- _Objective_
Gather each line in the entries that includes the string "ylabel".

[Figure content listings]
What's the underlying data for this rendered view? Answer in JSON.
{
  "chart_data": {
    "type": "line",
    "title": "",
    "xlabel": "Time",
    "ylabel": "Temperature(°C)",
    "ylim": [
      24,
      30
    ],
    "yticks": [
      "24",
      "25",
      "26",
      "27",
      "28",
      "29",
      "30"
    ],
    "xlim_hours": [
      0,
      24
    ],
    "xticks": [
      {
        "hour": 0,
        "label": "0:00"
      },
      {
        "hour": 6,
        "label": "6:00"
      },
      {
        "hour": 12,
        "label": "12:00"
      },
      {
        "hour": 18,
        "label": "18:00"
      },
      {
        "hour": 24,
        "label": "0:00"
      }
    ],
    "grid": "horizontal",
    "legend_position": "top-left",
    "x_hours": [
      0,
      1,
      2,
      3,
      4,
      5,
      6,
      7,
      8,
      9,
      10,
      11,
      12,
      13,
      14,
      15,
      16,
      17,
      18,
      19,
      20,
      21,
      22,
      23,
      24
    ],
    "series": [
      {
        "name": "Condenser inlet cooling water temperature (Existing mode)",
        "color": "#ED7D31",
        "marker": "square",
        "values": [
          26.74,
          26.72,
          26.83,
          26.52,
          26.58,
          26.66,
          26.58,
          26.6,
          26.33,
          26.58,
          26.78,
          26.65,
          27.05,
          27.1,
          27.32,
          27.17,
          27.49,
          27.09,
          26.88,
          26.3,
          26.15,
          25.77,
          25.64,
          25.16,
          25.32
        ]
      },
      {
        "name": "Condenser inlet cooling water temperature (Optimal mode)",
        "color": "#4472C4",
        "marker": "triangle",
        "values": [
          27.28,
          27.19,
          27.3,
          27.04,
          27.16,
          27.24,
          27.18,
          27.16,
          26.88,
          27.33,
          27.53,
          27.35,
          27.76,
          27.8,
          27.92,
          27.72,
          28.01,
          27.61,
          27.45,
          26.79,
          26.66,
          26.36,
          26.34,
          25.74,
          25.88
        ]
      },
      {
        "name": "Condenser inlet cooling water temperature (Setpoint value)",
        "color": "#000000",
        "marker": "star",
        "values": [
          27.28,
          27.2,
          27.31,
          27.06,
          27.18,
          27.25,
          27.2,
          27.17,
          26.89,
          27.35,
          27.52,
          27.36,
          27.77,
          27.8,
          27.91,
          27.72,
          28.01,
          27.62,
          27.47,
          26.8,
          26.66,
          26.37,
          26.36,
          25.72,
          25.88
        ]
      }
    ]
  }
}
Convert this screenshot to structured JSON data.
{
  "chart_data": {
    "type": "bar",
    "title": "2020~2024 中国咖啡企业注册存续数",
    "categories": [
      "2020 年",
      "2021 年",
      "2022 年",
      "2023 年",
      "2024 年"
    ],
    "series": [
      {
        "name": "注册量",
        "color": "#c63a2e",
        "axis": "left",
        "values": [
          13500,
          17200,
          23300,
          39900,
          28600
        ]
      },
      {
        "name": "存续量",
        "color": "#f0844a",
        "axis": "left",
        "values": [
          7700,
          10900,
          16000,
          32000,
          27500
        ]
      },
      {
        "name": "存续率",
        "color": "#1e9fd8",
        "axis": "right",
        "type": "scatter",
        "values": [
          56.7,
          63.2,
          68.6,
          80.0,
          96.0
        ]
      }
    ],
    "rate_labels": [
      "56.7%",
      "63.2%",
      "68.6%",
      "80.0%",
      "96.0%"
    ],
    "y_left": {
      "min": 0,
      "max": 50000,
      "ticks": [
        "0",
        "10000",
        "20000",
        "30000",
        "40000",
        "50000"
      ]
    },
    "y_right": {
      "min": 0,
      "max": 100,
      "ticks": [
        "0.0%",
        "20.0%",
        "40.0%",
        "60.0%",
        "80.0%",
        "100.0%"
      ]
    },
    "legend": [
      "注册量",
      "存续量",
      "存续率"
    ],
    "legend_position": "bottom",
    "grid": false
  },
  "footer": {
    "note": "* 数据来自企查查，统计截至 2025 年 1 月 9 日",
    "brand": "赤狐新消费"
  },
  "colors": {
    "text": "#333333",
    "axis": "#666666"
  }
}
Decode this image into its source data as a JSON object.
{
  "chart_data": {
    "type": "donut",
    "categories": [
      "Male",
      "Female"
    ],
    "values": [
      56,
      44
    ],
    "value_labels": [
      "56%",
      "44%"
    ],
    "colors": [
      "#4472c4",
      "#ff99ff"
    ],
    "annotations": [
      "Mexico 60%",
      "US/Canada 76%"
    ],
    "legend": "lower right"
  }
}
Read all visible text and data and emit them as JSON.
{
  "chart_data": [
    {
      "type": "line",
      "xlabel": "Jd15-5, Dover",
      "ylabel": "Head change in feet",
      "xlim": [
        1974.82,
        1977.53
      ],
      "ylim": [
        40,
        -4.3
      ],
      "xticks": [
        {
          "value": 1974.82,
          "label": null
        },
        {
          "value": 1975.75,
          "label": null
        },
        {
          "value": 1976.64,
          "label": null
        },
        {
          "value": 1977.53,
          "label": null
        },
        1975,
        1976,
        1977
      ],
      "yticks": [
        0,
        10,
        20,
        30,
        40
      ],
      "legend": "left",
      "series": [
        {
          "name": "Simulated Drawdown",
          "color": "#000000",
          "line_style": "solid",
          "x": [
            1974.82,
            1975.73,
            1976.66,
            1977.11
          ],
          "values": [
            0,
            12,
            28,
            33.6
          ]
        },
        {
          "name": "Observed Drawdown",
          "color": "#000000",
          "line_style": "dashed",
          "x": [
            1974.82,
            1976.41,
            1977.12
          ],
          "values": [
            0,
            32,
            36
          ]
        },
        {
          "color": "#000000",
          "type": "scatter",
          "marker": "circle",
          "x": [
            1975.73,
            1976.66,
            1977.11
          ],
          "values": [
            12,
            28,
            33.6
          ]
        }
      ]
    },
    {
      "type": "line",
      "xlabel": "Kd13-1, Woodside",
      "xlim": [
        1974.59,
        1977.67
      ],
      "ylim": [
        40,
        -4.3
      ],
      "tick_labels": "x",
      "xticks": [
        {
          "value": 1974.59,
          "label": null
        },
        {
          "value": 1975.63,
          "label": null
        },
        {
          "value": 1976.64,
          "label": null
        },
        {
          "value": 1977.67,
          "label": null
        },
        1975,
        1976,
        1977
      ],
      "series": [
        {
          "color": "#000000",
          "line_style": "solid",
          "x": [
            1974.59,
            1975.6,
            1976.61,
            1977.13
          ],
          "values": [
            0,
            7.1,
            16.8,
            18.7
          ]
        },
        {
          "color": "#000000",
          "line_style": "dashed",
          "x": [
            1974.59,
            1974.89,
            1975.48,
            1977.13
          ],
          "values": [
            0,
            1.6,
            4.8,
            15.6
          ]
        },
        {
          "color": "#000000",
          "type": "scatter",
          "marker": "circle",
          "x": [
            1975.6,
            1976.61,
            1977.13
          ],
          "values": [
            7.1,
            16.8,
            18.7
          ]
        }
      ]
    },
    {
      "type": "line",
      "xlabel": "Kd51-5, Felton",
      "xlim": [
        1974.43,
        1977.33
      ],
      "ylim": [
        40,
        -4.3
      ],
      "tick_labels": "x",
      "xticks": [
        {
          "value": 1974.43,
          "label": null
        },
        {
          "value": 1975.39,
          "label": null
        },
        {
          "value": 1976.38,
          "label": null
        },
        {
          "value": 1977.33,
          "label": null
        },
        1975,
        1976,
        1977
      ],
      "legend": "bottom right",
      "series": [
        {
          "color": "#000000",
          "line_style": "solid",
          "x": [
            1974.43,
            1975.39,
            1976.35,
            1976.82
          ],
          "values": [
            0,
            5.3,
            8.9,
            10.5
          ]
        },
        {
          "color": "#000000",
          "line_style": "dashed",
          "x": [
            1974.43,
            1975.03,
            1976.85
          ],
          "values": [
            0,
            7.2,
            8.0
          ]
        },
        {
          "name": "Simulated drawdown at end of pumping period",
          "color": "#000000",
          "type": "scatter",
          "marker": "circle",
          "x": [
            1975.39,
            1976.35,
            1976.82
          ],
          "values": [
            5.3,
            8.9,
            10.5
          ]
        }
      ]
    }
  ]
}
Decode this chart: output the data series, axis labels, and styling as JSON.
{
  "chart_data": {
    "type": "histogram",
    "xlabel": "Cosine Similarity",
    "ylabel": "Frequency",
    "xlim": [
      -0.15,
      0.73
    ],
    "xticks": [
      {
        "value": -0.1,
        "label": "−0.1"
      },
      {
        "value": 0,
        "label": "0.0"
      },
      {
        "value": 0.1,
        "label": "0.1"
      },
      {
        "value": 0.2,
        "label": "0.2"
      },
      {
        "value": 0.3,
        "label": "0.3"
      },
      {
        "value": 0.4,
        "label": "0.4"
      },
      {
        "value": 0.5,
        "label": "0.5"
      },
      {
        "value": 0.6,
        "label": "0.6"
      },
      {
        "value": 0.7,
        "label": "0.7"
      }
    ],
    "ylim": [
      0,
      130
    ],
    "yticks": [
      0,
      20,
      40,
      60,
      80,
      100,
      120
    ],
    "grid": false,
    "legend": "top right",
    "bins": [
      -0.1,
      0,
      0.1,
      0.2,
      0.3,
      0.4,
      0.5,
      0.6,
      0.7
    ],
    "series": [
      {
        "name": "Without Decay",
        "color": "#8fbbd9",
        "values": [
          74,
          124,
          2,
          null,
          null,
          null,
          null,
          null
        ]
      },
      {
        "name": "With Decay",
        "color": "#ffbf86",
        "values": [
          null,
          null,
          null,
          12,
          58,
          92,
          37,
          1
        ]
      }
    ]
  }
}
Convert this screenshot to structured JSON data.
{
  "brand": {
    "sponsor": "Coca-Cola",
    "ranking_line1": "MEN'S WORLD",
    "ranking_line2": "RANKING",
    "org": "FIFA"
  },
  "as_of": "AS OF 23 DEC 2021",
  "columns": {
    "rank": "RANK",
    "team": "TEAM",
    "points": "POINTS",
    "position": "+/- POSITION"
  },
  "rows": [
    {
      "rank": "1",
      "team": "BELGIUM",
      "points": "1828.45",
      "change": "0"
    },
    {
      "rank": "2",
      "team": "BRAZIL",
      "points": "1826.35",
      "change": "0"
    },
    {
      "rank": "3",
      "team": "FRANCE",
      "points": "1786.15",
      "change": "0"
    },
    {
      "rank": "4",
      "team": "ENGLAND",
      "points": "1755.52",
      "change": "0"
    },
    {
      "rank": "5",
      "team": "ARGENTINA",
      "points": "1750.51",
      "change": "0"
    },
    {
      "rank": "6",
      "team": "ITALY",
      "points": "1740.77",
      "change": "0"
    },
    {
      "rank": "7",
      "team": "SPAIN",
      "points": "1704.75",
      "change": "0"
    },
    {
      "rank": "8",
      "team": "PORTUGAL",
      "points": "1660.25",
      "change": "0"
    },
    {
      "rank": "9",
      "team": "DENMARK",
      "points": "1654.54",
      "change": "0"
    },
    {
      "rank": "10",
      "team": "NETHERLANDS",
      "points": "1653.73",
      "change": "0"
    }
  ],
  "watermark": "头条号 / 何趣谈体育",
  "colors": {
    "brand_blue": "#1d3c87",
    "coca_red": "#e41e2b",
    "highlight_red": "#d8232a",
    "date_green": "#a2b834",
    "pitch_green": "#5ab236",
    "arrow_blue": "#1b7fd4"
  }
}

- _Solution to the problem_
    "ylabel": "Temperature(°C)",
      "ylabel": "Head change in feet",
    "ylabel": "Frequency",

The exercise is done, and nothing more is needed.